Problem to work on:
Repeat all of the material below exactly as written, images excluded.

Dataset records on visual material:
══════════

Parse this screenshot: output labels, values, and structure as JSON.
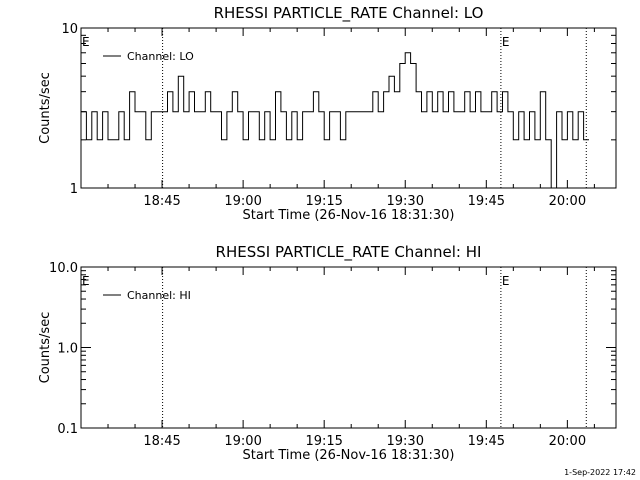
{
  "footer_timestamp": "1-Sep-2022 17:42",
  "chart_data": [
    {
      "type": "line",
      "title": "RHESSI PARTICLE_RATE Channel: LO",
      "xlabel": "Start Time (26-Nov-16 18:31:30)",
      "ylabel": "Counts/sec",
      "yscale": "log",
      "xlim_minutes": [
        0,
        99
      ],
      "ylim": [
        1,
        10
      ],
      "x_ticks": [
        {
          "minute": 15,
          "label": "18:45"
        },
        {
          "minute": 30,
          "label": "19:00"
        },
        {
          "minute": 45,
          "label": "19:15"
        },
        {
          "minute": 60,
          "label": "19:30"
        },
        {
          "minute": 75,
          "label": "19:45"
        },
        {
          "minute": 90,
          "label": "20:00"
        }
      ],
      "y_ticks": [
        {
          "value": 1,
          "label": "1"
        },
        {
          "value": 10,
          "label": "10"
        }
      ],
      "legend": {
        "label": "Channel: LO",
        "placement": "top-left"
      },
      "markers": [
        {
          "minute": 15.1,
          "label": ""
        },
        {
          "minute": 77.7,
          "label": "E"
        },
        {
          "minute": 93.5,
          "label": ""
        }
      ],
      "start_label": "E",
      "series": [
        {
          "name": "Channel: LO",
          "x": [
            0,
            1,
            2,
            3,
            4,
            5,
            6,
            7,
            8,
            9,
            10,
            11,
            12,
            13,
            14,
            15,
            16,
            17,
            18,
            19,
            20,
            21,
            22,
            23,
            24,
            25,
            26,
            27,
            28,
            29,
            30,
            31,
            32,
            33,
            34,
            35,
            36,
            37,
            38,
            39,
            40,
            41,
            42,
            43,
            44,
            45,
            46,
            47,
            48,
            49,
            50,
            51,
            52,
            53,
            54,
            55,
            56,
            57,
            58,
            59,
            60,
            61,
            62,
            63,
            64,
            65,
            66,
            67,
            68,
            69,
            70,
            71,
            72,
            73,
            74,
            75,
            76,
            77,
            78,
            79,
            80,
            81,
            82,
            83,
            84,
            85,
            86,
            87,
            88,
            89,
            90,
            91,
            92,
            93
          ],
          "values": [
            3,
            2,
            3,
            2,
            3,
            2,
            2,
            3,
            2,
            4,
            3,
            3,
            2,
            3,
            3,
            3,
            4,
            3,
            5,
            3,
            4,
            3,
            3,
            4,
            3,
            3,
            2,
            3,
            4,
            3,
            2,
            3,
            3,
            2,
            3,
            2,
            4,
            3,
            2,
            3,
            2,
            3,
            3,
            4,
            3,
            2,
            3,
            3,
            2,
            3,
            3,
            3,
            3,
            3,
            4,
            3,
            4,
            5,
            4,
            6,
            7,
            6,
            4,
            3,
            4,
            3,
            4,
            3,
            4,
            3,
            3,
            4,
            3,
            4,
            3,
            3,
            4,
            3,
            4,
            3,
            2,
            3,
            2,
            3,
            2,
            4,
            2,
            1,
            3,
            2,
            3,
            2,
            3,
            2
          ]
        }
      ]
    },
    {
      "type": "line",
      "title": "RHESSI PARTICLE_RATE Channel: HI",
      "xlabel": "Start Time (26-Nov-16 18:31:30)",
      "ylabel": "Counts/sec",
      "yscale": "log",
      "xlim_minutes": [
        0,
        99
      ],
      "ylim": [
        0.1,
        10
      ],
      "x_ticks": [
        {
          "minute": 15,
          "label": "18:45"
        },
        {
          "minute": 30,
          "label": "19:00"
        },
        {
          "minute": 45,
          "label": "19:15"
        },
        {
          "minute": 60,
          "label": "19:30"
        },
        {
          "minute": 75,
          "label": "19:45"
        },
        {
          "minute": 90,
          "label": "20:00"
        }
      ],
      "y_ticks": [
        {
          "value": 0.1,
          "label": "0.1"
        },
        {
          "value": 1,
          "label": "1.0"
        },
        {
          "value": 10,
          "label": "10.0"
        }
      ],
      "legend": {
        "label": "Channel: HI",
        "placement": "top-left"
      },
      "markers": [
        {
          "minute": 15.1,
          "label": ""
        },
        {
          "minute": 77.7,
          "label": "E"
        },
        {
          "minute": 93.5,
          "label": ""
        }
      ],
      "start_label": "E",
      "series": [
        {
          "name": "Channel: HI",
          "x": [],
          "values": []
        }
      ]
    }
  ]
}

══════════

The answer:
Parse this screenshot: output labels, values, and structure as JSON.
{
  "footer_timestamp": "1-Sep-2022 17:42",
  "chart_data": [
    {
      "type": "line",
      "title": "RHESSI PARTICLE_RATE Channel: LO",
      "xlabel": "Start Time (26-Nov-16 18:31:30)",
      "ylabel": "Counts/sec",
      "yscale": "log",
      "xlim_minutes": [
        0,
        99
      ],
      "ylim": [
        1,
        10
      ],
      "x_ticks": [
        {
          "minute": 15,
          "label": "18:45"
        },
        {
          "minute": 30,
          "label": "19:00"
        },
        {
          "minute": 45,
          "label": "19:15"
        },
        {
          "minute": 60,
          "label": "19:30"
        },
        {
          "minute": 75,
          "label": "19:45"
        },
        {
          "minute": 90,
          "label": "20:00"
        }
      ],
      "y_ticks": [
        {
          "value": 1,
          "label": "1"
        },
        {
          "value": 10,
          "label": "10"
        }
      ],
      "legend": {
        "label": "Channel: LO",
        "placement": "top-left"
      },
      "markers": [
        {
          "minute": 15.1,
          "label": ""
        },
        {
          "minute": 77.7,
          "label": "E"
        },
        {
          "minute": 93.5,
          "label": ""
        }
      ],
      "start_label": "E",
      "series": [
        {
          "name": "Channel: LO",
          "x": [
            0,
            1,
            2,
            3,
            4,
            5,
            6,
            7,
            8,
            9,
            10,
            11,
            12,
            13,
            14,
            15,
            16,
            17,
            18,
            19,
            20,
            21,
            22,
            23,
            24,
            25,
            26,
            27,
            28,
            29,
            30,
            31,
            32,
            33,
            34,
            35,
            36,
            37,
            38,
            39,
            40,
            41,
            42,
            43,
            44,
            45,
            46,
            47,
            48,
            49,
            50,
            51,
            52,
            53,
            54,
            55,
            56,
            57,
            58,
            59,
            60,
            61,
            62,
            63,
            64,
            65,
            66,
            67,
            68,
            69,
            70,
            71,
            72,
            73,
            74,
            75,
            76,
            77,
            78,
            79,
            80,
            81,
            82,
            83,
            84,
            85,
            86,
            87,
            88,
            89,
            90,
            91,
            92,
            93
          ],
          "values": [
            3,
            2,
            3,
            2,
            3,
            2,
            2,
            3,
            2,
            4,
            3,
            3,
            2,
            3,
            3,
            3,
            4,
            3,
            5,
            3,
            4,
            3,
            3,
            4,
            3,
            3,
            2,
            3,
            4,
            3,
            2,
            3,
            3,
            2,
            3,
            2,
            4,
            3,
            2,
            3,
            2,
            3,
            3,
            4,
            3,
            2,
            3,
            3,
            2,
            3,
            3,
            3,
            3,
            3,
            4,
            3,
            4,
            5,
            4,
            6,
            7,
            6,
            4,
            3,
            4,
            3,
            4,
            3,
            4,
            3,
            3,
            4,
            3,
            4,
            3,
            3,
            4,
            3,
            4,
            3,
            2,
            3,
            2,
            3,
            2,
            4,
            2,
            1,
            3,
            2,
            3,
            2,
            3,
            2
          ]
        }
      ]
    },
    {
      "type": "line",
      "title": "RHESSI PARTICLE_RATE Channel: HI",
      "xlabel": "Start Time (26-Nov-16 18:31:30)",
      "ylabel": "Counts/sec",
      "yscale": "log",
      "xlim_minutes": [
        0,
        99
      ],
      "ylim": [
        0.1,
        10
      ],
      "x_ticks": [
        {
          "minute": 15,
          "label": "18:45"
        },
        {
          "minute": 30,
          "label": "19:00"
        },
        {
          "minute": 45,
          "label": "19:15"
        },
        {
          "minute": 60,
          "label": "19:30"
        },
        {
          "minute": 75,
          "label": "19:45"
        },
        {
          "minute": 90,
          "label": "20:00"
        }
      ],
      "y_ticks": [
        {
          "value": 0.1,
          "label": "0.1"
        },
        {
          "value": 1,
          "label": "1.0"
        },
        {
          "value": 10,
          "label": "10.0"
        }
      ],
      "legend": {
        "label": "Channel: HI",
        "placement": "top-left"
      },
      "markers": [
        {
          "minute": 15.1,
          "label": ""
        },
        {
          "minute": 77.7,
          "label": "E"
        },
        {
          "minute": 93.5,
          "label": ""
        }
      ],
      "start_label": "E",
      "series": [
        {
          "name": "Channel: HI",
          "x": [],
          "values": []
        }
      ]
    }
  ]
}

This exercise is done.